[start of EXTRACTED RECORDS]

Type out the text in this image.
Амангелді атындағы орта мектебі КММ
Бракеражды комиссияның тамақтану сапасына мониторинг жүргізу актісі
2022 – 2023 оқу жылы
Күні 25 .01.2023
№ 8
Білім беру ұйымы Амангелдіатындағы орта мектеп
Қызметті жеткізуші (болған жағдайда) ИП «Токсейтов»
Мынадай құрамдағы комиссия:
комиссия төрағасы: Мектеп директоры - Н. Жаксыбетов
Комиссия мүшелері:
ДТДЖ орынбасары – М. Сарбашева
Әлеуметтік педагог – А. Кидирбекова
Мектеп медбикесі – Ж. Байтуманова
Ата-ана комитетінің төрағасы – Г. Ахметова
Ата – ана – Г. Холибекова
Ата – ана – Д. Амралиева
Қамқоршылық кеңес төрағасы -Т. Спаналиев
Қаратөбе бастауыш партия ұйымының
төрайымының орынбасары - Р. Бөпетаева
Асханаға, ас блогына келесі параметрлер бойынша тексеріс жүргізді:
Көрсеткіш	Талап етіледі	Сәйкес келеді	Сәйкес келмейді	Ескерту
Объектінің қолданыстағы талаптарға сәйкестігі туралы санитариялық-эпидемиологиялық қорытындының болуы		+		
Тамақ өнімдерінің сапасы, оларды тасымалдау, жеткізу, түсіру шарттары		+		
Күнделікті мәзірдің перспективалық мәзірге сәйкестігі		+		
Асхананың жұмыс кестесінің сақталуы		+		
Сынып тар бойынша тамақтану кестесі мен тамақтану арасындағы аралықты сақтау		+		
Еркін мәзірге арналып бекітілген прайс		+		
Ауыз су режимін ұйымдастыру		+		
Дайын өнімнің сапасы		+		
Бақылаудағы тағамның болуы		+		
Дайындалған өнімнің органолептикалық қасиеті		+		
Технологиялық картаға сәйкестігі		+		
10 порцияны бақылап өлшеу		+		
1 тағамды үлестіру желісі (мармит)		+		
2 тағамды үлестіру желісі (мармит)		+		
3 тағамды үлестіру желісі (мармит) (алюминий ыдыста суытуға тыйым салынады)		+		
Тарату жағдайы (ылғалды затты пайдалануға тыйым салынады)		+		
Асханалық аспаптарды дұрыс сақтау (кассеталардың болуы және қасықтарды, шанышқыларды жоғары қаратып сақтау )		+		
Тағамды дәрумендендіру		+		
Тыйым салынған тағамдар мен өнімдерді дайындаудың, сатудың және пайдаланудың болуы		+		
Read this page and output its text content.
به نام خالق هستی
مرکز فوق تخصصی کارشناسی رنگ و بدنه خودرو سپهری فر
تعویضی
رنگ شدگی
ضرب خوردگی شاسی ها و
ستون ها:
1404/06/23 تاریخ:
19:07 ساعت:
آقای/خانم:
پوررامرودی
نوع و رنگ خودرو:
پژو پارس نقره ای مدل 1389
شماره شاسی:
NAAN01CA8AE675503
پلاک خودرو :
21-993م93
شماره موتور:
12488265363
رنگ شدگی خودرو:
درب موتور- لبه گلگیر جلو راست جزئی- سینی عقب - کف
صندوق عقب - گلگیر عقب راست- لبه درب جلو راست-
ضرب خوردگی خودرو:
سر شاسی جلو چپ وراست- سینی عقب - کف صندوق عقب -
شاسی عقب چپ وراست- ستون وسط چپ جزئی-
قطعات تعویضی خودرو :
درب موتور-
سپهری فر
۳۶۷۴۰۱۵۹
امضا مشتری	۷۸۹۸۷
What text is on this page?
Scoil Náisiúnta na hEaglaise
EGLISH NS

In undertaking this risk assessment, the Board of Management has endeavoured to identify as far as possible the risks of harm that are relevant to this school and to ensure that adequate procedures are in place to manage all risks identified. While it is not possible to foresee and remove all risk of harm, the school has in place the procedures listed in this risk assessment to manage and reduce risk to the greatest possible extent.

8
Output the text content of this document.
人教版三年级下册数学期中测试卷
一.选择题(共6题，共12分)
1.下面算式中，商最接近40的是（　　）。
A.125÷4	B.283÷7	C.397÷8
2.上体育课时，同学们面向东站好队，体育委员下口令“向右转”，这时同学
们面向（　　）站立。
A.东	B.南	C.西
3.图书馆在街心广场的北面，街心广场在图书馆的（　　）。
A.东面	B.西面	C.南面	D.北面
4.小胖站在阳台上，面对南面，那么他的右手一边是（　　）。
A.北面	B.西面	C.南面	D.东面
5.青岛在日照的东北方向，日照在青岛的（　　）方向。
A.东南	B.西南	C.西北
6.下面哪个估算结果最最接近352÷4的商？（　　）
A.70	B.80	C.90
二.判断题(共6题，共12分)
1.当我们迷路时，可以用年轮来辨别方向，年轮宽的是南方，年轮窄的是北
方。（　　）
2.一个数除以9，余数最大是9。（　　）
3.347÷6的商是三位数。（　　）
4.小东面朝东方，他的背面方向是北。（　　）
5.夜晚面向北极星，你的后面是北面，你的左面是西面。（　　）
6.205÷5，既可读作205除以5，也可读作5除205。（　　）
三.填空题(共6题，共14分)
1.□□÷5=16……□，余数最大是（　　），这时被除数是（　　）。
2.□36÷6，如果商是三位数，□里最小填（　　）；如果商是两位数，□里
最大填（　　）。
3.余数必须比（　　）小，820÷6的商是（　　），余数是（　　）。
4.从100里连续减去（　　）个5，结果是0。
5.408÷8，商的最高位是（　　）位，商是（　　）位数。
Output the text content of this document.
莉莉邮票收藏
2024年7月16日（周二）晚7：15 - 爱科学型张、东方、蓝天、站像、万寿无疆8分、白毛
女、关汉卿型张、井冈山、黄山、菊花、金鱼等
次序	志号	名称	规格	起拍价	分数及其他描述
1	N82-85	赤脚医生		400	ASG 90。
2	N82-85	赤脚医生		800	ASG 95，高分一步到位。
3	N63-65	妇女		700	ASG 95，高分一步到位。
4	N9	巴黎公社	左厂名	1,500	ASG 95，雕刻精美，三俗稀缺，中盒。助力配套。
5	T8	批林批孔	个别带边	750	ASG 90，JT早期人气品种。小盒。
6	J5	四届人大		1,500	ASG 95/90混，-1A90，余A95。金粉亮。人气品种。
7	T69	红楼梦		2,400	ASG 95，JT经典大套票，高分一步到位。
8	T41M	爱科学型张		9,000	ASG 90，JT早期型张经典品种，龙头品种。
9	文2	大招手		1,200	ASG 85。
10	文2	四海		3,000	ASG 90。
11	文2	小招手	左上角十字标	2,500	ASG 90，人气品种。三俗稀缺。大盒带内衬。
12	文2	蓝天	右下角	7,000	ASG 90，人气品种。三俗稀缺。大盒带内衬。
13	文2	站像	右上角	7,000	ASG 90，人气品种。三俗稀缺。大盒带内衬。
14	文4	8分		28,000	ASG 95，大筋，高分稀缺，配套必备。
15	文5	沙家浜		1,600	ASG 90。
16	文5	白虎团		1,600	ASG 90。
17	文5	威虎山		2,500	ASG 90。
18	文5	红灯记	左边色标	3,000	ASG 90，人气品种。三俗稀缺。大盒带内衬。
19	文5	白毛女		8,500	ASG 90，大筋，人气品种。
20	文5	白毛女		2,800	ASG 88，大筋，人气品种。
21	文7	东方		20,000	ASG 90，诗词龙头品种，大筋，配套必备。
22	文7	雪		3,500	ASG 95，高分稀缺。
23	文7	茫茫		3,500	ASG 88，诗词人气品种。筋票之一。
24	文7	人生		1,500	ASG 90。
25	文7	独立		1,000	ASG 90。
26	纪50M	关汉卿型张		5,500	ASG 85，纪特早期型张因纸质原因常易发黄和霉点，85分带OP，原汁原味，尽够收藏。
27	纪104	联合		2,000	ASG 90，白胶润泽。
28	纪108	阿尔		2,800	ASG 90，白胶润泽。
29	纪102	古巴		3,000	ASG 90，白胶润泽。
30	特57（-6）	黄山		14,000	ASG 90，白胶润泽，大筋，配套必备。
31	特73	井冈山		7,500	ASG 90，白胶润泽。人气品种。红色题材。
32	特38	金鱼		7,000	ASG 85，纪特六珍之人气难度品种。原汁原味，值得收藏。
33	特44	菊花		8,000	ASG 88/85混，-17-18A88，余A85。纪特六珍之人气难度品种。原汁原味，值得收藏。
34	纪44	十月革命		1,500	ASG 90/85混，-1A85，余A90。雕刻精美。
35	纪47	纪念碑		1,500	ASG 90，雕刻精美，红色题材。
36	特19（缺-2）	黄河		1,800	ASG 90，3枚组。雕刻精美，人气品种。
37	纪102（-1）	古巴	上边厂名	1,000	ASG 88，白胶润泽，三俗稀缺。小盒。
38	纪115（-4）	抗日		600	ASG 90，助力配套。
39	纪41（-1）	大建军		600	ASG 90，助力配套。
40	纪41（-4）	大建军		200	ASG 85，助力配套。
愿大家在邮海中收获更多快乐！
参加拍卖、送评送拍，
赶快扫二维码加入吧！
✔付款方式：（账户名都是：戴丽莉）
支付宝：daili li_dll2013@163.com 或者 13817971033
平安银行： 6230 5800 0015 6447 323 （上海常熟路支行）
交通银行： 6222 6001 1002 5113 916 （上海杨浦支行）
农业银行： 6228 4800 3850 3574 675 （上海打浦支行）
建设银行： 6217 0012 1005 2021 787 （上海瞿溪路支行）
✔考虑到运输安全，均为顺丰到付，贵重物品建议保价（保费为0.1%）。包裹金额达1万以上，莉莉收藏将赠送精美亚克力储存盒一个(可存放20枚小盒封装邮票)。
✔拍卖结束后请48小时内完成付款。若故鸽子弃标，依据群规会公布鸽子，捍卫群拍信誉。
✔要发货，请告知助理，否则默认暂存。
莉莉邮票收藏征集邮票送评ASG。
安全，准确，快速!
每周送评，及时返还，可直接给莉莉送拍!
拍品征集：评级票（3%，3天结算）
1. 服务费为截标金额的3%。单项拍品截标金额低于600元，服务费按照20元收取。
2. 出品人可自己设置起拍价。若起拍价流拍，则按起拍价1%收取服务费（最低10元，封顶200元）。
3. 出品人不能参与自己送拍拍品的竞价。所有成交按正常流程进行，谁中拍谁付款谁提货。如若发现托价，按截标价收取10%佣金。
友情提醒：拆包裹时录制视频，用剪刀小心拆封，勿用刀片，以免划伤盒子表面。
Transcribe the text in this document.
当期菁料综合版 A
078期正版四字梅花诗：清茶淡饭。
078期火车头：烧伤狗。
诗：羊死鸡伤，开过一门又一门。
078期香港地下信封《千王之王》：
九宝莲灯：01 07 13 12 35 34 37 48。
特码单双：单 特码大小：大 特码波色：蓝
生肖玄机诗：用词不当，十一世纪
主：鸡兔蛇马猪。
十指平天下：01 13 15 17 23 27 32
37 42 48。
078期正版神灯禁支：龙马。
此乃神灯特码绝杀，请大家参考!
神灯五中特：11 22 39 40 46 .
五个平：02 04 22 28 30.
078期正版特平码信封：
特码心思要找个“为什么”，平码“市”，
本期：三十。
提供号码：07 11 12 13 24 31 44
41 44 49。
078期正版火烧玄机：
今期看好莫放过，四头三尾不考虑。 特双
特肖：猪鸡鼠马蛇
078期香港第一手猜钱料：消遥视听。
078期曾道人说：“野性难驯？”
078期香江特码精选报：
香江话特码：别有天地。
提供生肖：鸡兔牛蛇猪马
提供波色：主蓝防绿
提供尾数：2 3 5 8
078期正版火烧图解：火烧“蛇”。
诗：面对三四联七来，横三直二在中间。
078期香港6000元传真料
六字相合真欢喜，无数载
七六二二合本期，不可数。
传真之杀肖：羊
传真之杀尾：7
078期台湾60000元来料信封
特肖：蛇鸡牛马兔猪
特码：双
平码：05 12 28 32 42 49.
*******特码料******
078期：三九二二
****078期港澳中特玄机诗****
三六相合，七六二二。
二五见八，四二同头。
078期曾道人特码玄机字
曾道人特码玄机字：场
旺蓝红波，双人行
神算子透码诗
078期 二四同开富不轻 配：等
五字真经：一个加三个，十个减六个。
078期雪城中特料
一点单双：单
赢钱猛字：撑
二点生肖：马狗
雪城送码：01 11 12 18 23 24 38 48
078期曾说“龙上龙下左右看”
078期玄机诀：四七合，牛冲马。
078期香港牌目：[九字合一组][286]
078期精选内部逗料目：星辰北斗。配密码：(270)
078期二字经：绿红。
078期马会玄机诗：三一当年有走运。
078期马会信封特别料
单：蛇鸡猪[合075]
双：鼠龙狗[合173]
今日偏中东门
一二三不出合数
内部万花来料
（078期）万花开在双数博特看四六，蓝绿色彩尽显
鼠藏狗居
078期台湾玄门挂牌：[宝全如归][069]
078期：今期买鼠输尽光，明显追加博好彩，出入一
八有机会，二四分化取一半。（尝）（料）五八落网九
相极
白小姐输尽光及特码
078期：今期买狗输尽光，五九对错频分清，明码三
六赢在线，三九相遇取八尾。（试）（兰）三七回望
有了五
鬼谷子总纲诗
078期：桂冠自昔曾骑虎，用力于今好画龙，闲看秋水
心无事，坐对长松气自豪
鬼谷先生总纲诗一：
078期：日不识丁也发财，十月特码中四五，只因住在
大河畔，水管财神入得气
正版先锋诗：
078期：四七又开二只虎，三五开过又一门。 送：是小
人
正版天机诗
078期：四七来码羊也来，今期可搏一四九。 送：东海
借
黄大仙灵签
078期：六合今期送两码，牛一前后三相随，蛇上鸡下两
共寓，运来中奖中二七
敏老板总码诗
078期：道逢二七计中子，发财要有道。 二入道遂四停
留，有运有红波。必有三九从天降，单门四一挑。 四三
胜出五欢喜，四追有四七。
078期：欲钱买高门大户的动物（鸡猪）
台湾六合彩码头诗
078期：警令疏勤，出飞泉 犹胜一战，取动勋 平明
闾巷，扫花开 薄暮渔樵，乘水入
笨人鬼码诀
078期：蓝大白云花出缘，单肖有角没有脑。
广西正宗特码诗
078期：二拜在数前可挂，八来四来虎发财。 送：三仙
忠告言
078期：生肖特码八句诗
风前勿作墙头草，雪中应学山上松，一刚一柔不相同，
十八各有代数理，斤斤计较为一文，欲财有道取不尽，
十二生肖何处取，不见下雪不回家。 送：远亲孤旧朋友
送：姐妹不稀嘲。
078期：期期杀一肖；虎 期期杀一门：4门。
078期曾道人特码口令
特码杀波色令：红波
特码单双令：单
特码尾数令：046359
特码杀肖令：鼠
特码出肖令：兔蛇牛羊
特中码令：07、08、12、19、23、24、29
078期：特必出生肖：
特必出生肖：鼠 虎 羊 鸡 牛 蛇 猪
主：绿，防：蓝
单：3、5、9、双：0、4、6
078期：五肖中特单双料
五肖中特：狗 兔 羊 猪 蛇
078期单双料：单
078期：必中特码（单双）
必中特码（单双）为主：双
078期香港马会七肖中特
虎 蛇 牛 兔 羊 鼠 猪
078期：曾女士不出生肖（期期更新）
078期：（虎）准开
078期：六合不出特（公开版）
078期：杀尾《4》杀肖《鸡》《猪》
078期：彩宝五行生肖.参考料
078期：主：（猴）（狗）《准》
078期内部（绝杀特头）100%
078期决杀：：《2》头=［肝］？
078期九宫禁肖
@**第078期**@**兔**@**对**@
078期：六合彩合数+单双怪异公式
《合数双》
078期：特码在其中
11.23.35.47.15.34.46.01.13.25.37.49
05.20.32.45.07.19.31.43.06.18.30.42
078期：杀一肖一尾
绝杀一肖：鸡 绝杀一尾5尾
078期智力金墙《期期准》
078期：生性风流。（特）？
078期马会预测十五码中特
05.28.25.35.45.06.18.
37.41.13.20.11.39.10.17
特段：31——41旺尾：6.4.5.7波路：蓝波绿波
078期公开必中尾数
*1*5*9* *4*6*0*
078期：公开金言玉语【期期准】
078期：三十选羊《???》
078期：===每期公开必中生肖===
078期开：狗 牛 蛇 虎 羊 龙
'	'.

[end of EXTRACTED RECORDS]

▶ **YOUR TASK**: List each line of the entries that holds the string "三俗稀缺".

▶ **RESULT BELOW**:
4	N9	巴黎公社	左厂名	1,500	ASG 95，雕刻精美，三俗稀缺，中盒。助力配套。
11	文2	小招手	左上角十字标	2,500	ASG 90，人气品种。三俗稀缺。大盒带内衬。
12	文2	蓝天	右下角	7,000	ASG 90，人气品种。三俗稀缺。大盒带内衬。
13	文2	站像	右上角	7,000	ASG 90，人气品种。三俗稀缺。大盒带内衬。
18	文5	红灯记	左边色标	3,000	ASG 90，人气品种。三俗稀缺。大盒带内衬。
37	纪102（-1）	古巴	上边厂名	1,000	ASG 88，白胶润泽，三俗稀缺。小盒。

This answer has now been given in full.